» **EXERCISE AIM**
Each line from the line holding "Give me the" through the last line should be written out exactly, with nothing else and no images.

Figure content listings:

++++++++++++++++++++

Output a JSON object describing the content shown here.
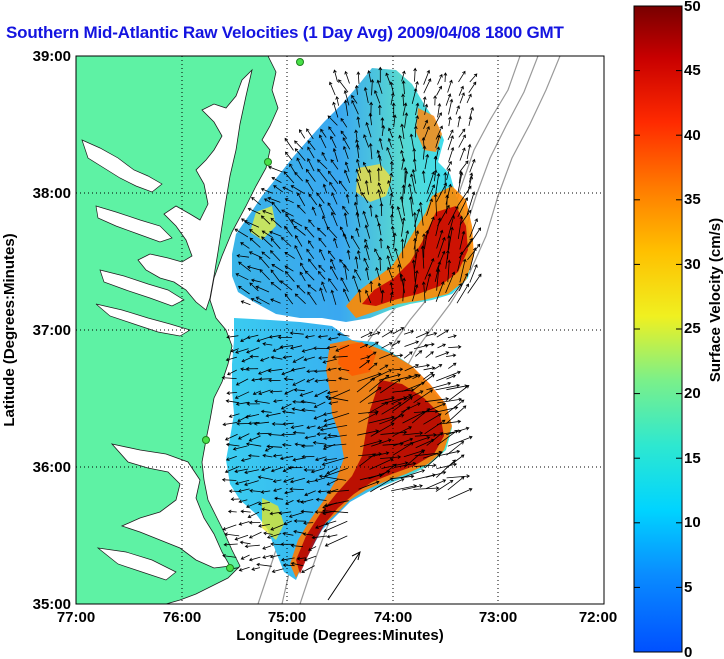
{
  "title": "Southern Mid-Atlantic Raw Velocities (1 Day Avg) 2009/04/08 1800 GMT",
  "xlabel": "Longitude (Degrees:Minutes)",
  "ylabel": "Latitude (Degrees:Minutes)",
  "colorbar_label": "Surface Velocity (cm/s)",
  "x_ticks": [
    "77:00",
    "76:00",
    "75:00",
    "74:00",
    "73:00",
    "72:00"
  ],
  "y_ticks": [
    "39:00",
    "38:00",
    "37:00",
    "36:00",
    "35:00"
  ],
  "colorbar_ticks": [
    "0",
    "5",
    "10",
    "15",
    "20",
    "25",
    "30",
    "35",
    "40",
    "45",
    "50"
  ],
  "colors": {
    "land": "#5ef2a4",
    "title": "#1414e0",
    "bathymetry": "#9a9a9a",
    "grid": "#000000"
  },
  "chart_data": {
    "type": "heatmap",
    "title": "Southern Mid-Atlantic Raw Velocities (1 Day Avg) 2009/04/08 1800 GMT",
    "xlabel": "Longitude (Degrees:Minutes)",
    "ylabel": "Latitude (Degrees:Minutes)",
    "xlim": [
      -77,
      -72
    ],
    "ylim": [
      35,
      39
    ],
    "grid": true,
    "colorbar": {
      "label": "Surface Velocity (cm/s)",
      "range": [
        0,
        50
      ],
      "colormap": "jet"
    },
    "field": "surface current vectors colored by speed"
  }
}
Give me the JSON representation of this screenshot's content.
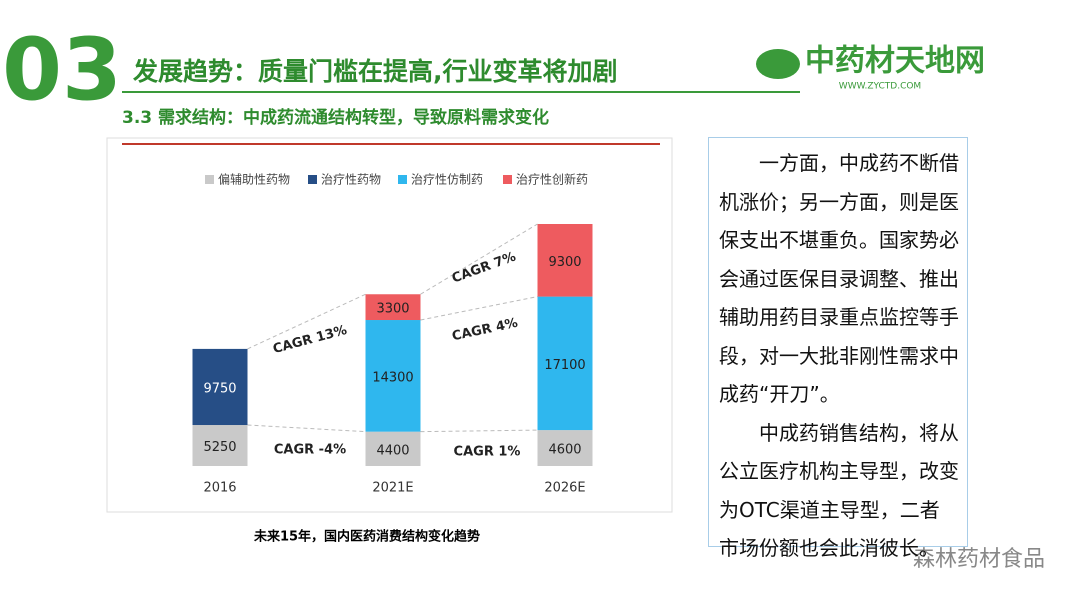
{
  "header": {
    "number": "03",
    "title": "发展趋势：质量门槛在提高,行业变革将加剧",
    "subtitle": "3.3  需求结构：中成药流通结构转型，导致原料需求变化"
  },
  "logo": {
    "name": "中药材天地网",
    "url": "WWW.ZYCTD.COM"
  },
  "chart_data": {
    "type": "stacked-bar",
    "categories": [
      "2016",
      "2021E",
      "2026E"
    ],
    "series": [
      {
        "name": "偏辅助性药物",
        "color": "#c9c9c9",
        "values": [
          5250,
          4400,
          4600
        ]
      },
      {
        "name": "治疗性药物",
        "color": "#264e86",
        "values": [
          9750,
          null,
          null
        ]
      },
      {
        "name": "治疗性仿制药",
        "color": "#2fb7ee",
        "values": [
          null,
          14300,
          17100
        ]
      },
      {
        "name": "治疗性创新药",
        "color": "#ee5b5f",
        "values": [
          null,
          3300,
          9300
        ]
      }
    ],
    "annotations": [
      "CAGR 13%",
      "CAGR -4%",
      "CAGR 7%",
      "CAGR 4%",
      "CAGR 1%"
    ],
    "caption": "未来15年，国内医药消费结构变化趋势"
  },
  "textbox": {
    "paragraphs": [
      "一方面，中成药不断借机涨价；另一方面，则是医保支出不堪重负。国家势必会通过医保目录调整、推出辅助用药目录重点监控等手段，对一大批非刚性需求中成药“开刀”。",
      "中成药销售结构，将从公立医疗机构主导型，改变为OTC渠道主导型，二者市场份额也会此消彼长。"
    ]
  },
  "watermark": "森林药材食品"
}
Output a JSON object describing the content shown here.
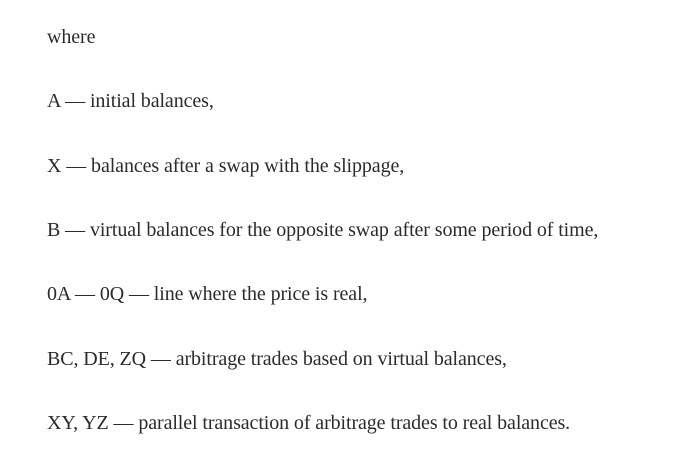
{
  "document": {
    "paragraphs": [
      "where",
      "A — initial balances,",
      "X — balances after a swap with the slippage,",
      "B — virtual balances for the opposite swap after some period of time,",
      "0A — 0Q — line where the price is real,",
      "BC, DE, ZQ — arbitrage trades based on virtual balances,",
      "XY, YZ — parallel transaction of arbitrage trades to real balances."
    ]
  }
}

++++++++++++++++++++

» **ANSWER FOR THIS EXERCISE**
Give me the JSON representation of this screenshot's content.
{
  "header": {
    "number": "03",
    "title": "发展趋势：质量门槛在提高,行业变革将加剧",
    "subtitle": "3.3  需求结构：中成药流通结构转型，导致原料需求变化"
  },
  "logo": {
    "name": "中药材天地网",
    "url": "WWW.ZYCTD.COM"
  },
  "chart_data": {
    "type": "stacked-bar",
    "categories": [
      "2016",
      "2021E",
      "2026E"
    ],
    "series": [
      {
        "name": "偏辅助性药物",
        "color": "#c9c9c9",
        "values": [
          5250,
          4400,
          4600
        ]
      },
      {
        "name": "治疗性药物",
        "color": "#264e86",
        "values": [
          9750,
          null,
          null
        ]
      },
      {
        "name": "治疗性仿制药",
        "color": "#2fb7ee",
        "values": [
          null,
          14300,
          17100
        ]
      },
      {
        "name": "治疗性创新药",
        "color": "#ee5b5f",
        "values": [
          null,
          3300,
          9300
        ]
      }
    ],
    "annotations": [
      "CAGR 13%",
      "CAGR -4%",
      "CAGR 7%",
      "CAGR 4%",
      "CAGR 1%"
    ],
    "caption": "未来15年，国内医药消费结构变化趋势"
  },
  "textbox": {
    "paragraphs": [
      "一方面，中成药不断借机涨价；另一方面，则是医保支出不堪重负。国家势必会通过医保目录调整、推出辅助用药目录重点监控等手段，对一大批非刚性需求中成药“开刀”。",
      "中成药销售结构，将从公立医疗机构主导型，改变为OTC渠道主导型，二者市场份额也会此消彼长。"
    ]
  },
  "watermark": "森林药材食品"
}
Output a JSON object describing the content shown here.
{
  "document": {
    "paragraphs": [
      "where",
      "A — initial balances,",
      "X — balances after a swap with the slippage,",
      "B — virtual balances for the opposite swap after some period of time,",
      "0A — 0Q — line where the price is real,",
      "BC, DE, ZQ — arbitrage trades based on virtual balances,",
      "XY, YZ — parallel transaction of arbitrage trades to real balances."
    ]
  }
}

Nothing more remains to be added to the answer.